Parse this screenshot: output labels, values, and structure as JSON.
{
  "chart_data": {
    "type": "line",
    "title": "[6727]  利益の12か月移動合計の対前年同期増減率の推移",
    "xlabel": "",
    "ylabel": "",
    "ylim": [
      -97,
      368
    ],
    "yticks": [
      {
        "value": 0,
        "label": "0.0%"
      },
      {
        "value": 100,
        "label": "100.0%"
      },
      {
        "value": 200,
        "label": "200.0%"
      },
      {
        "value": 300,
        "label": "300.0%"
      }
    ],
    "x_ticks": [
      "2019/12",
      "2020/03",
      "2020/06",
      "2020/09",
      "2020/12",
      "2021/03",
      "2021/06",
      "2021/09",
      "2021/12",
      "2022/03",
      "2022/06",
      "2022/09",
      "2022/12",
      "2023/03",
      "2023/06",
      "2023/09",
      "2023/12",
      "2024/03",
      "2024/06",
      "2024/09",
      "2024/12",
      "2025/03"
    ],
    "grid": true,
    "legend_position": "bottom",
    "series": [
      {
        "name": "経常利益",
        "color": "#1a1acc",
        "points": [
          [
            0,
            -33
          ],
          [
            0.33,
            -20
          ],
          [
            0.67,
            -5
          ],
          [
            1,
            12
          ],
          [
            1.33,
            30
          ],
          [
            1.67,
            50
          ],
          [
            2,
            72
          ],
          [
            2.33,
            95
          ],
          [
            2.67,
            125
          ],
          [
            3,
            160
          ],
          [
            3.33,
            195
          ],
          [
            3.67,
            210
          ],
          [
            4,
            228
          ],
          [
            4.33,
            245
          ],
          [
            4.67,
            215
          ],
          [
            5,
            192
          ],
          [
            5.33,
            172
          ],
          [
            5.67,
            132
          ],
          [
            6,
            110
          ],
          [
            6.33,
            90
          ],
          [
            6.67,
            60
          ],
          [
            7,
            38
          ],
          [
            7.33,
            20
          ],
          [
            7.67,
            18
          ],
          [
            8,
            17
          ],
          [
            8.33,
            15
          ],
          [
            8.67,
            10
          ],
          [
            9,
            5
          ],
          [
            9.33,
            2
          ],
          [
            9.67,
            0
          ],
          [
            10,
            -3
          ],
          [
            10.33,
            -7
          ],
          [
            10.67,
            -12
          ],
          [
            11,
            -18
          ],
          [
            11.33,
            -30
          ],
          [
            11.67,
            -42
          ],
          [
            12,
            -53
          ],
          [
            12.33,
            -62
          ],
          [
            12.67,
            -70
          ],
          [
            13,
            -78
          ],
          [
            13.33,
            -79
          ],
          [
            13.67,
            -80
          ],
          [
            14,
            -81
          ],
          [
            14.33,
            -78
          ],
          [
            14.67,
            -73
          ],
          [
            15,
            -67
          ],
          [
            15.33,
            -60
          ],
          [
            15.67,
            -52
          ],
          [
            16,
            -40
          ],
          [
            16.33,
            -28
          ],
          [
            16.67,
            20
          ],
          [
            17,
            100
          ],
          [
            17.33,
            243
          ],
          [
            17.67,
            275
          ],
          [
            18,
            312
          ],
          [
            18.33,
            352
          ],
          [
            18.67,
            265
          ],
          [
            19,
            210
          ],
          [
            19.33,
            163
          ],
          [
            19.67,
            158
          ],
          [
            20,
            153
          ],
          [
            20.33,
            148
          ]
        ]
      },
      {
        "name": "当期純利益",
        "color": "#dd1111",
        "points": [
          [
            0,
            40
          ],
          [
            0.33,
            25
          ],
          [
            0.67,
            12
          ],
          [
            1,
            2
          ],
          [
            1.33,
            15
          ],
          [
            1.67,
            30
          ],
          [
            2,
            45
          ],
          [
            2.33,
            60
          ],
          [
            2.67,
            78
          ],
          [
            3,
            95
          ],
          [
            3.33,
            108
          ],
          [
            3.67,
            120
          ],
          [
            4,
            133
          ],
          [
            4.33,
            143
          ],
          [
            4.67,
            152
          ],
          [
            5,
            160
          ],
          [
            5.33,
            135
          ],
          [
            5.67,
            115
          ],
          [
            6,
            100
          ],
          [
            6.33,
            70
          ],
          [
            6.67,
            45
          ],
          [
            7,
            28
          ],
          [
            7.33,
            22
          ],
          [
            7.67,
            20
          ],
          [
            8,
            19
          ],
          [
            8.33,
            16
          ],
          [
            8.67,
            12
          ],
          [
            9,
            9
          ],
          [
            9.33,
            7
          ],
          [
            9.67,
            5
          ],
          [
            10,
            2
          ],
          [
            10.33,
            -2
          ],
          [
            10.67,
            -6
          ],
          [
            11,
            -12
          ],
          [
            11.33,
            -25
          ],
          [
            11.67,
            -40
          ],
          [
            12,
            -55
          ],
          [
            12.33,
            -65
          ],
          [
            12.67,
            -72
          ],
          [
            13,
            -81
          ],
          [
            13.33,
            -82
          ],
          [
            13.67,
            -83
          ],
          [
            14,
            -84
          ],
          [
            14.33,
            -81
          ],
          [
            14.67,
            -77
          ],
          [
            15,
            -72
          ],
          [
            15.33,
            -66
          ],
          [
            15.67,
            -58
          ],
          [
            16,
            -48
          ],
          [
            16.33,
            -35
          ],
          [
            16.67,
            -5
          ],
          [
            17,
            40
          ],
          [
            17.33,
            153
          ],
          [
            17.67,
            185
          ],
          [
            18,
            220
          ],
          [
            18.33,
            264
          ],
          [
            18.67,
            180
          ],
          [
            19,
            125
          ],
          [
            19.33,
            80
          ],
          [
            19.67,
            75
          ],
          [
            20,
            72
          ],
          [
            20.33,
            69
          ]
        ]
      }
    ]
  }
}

==============================

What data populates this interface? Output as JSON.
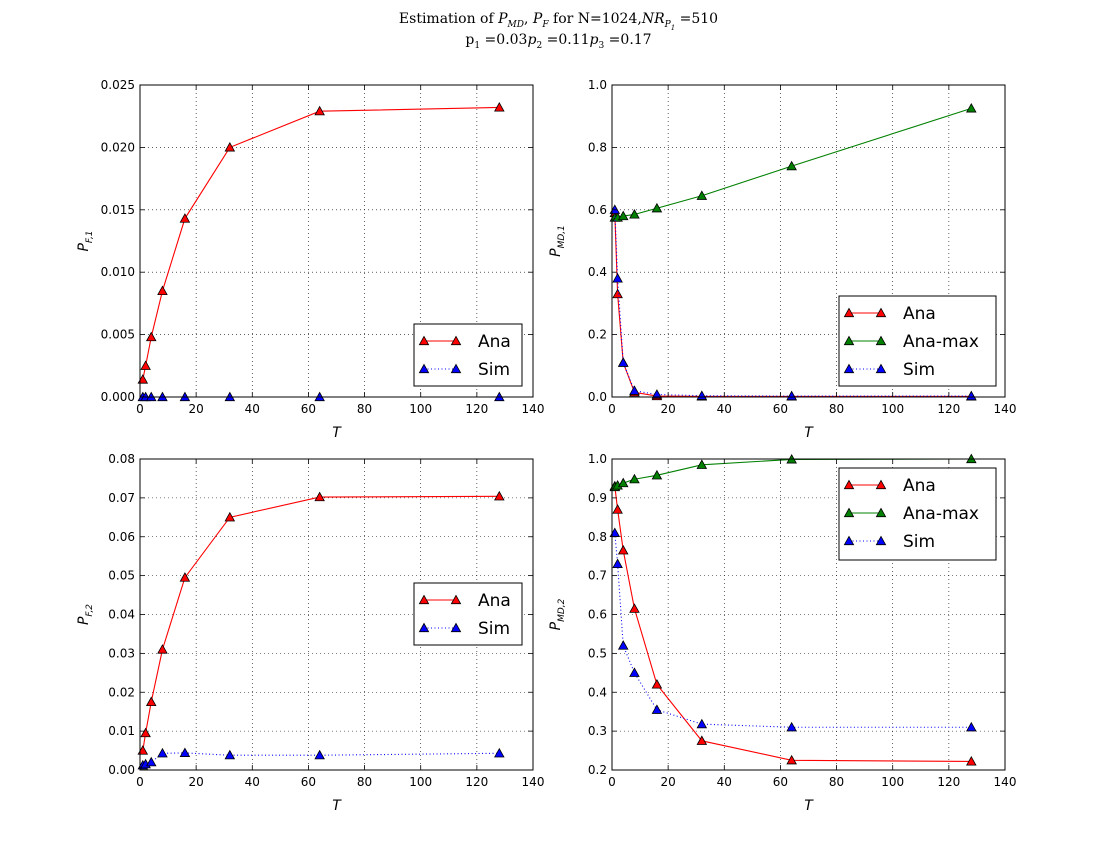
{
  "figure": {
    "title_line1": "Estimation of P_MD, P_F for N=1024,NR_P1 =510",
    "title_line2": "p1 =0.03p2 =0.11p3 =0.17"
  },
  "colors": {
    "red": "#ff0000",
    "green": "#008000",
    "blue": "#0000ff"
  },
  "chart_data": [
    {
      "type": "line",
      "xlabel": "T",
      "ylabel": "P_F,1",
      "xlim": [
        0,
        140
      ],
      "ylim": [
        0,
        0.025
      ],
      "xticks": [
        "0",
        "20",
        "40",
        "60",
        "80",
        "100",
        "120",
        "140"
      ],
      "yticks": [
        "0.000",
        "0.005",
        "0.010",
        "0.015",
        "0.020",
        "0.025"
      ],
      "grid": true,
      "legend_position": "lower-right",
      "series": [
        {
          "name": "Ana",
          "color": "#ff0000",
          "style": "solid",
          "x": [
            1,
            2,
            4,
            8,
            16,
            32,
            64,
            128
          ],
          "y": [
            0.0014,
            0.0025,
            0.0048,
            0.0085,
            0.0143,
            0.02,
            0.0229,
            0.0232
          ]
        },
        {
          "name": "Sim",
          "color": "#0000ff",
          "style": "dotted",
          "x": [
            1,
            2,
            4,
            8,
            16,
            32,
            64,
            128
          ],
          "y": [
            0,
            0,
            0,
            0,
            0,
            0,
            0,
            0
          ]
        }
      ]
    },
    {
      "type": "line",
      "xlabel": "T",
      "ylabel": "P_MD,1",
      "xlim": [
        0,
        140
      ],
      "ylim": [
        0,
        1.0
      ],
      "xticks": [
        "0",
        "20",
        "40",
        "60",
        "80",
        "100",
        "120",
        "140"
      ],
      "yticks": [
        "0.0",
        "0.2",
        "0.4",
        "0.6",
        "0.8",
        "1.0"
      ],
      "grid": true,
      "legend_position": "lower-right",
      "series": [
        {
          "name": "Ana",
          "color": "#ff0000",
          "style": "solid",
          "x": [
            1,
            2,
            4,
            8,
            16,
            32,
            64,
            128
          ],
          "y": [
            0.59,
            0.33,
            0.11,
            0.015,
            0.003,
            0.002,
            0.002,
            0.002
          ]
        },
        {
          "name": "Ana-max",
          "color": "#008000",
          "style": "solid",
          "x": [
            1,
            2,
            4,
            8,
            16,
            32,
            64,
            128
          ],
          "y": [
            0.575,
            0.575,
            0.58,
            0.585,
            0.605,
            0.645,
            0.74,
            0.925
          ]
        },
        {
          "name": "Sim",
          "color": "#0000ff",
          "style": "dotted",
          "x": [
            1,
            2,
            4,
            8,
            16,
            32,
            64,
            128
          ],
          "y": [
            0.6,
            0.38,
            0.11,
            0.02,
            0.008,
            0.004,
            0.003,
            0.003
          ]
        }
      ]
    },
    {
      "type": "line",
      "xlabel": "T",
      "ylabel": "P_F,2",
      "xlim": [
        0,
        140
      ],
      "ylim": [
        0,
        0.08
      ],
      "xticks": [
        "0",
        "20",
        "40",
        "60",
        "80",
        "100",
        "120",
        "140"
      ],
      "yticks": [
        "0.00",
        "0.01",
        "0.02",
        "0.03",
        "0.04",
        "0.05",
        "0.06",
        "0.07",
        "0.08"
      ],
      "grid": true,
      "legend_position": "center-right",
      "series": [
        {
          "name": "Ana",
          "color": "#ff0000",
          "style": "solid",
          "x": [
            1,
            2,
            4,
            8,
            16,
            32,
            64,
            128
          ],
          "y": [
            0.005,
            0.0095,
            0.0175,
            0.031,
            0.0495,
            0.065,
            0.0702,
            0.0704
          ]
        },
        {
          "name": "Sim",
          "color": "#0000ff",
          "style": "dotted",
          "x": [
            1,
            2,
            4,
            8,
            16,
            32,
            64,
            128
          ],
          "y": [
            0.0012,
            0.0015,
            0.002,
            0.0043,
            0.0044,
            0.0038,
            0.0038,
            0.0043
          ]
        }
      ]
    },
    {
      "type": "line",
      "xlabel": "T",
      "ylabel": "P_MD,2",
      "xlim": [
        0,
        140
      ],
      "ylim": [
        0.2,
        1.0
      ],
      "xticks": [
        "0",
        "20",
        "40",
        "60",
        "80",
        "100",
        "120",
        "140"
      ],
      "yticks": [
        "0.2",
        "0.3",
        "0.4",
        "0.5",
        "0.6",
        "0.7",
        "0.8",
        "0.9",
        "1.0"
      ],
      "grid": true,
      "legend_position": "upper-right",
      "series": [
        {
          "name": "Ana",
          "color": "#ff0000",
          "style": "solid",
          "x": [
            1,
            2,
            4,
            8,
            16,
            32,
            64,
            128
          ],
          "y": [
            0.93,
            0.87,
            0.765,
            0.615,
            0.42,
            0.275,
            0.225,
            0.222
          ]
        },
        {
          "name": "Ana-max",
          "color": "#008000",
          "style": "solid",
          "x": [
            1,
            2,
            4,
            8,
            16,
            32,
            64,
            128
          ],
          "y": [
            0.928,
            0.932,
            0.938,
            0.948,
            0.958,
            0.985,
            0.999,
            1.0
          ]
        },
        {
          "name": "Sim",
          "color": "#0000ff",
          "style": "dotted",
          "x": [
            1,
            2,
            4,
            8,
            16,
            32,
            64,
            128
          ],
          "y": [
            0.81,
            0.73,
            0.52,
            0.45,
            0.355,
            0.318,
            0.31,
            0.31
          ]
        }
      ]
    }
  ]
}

==============================

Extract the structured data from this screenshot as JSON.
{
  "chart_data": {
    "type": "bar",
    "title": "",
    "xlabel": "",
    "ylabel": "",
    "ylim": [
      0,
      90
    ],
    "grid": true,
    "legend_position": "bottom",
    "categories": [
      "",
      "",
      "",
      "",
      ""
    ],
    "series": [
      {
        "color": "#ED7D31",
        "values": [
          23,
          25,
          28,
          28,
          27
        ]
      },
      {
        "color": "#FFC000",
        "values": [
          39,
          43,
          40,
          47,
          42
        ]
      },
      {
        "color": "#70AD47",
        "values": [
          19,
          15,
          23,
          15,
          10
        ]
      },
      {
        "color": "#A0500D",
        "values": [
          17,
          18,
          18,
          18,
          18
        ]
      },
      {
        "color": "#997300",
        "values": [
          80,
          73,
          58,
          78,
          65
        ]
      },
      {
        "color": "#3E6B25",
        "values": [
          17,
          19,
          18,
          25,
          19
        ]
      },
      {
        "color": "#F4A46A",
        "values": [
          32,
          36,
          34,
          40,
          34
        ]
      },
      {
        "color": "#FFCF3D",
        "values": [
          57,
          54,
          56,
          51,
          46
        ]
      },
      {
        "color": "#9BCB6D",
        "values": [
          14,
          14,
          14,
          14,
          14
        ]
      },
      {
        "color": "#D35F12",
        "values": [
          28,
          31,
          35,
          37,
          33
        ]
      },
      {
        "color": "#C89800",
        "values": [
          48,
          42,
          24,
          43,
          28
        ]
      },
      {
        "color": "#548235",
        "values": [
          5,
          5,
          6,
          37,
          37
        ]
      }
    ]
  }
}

==============================

◆ What is being asked ◆
Return each line among the entries that holds the word "JSON".

◆ Response to this exercise ◆
Parse this screenshot: output labels, values, and structure as JSON.
What data populates this interface? Output as JSON.
Extract the structured data from this screenshot as JSON.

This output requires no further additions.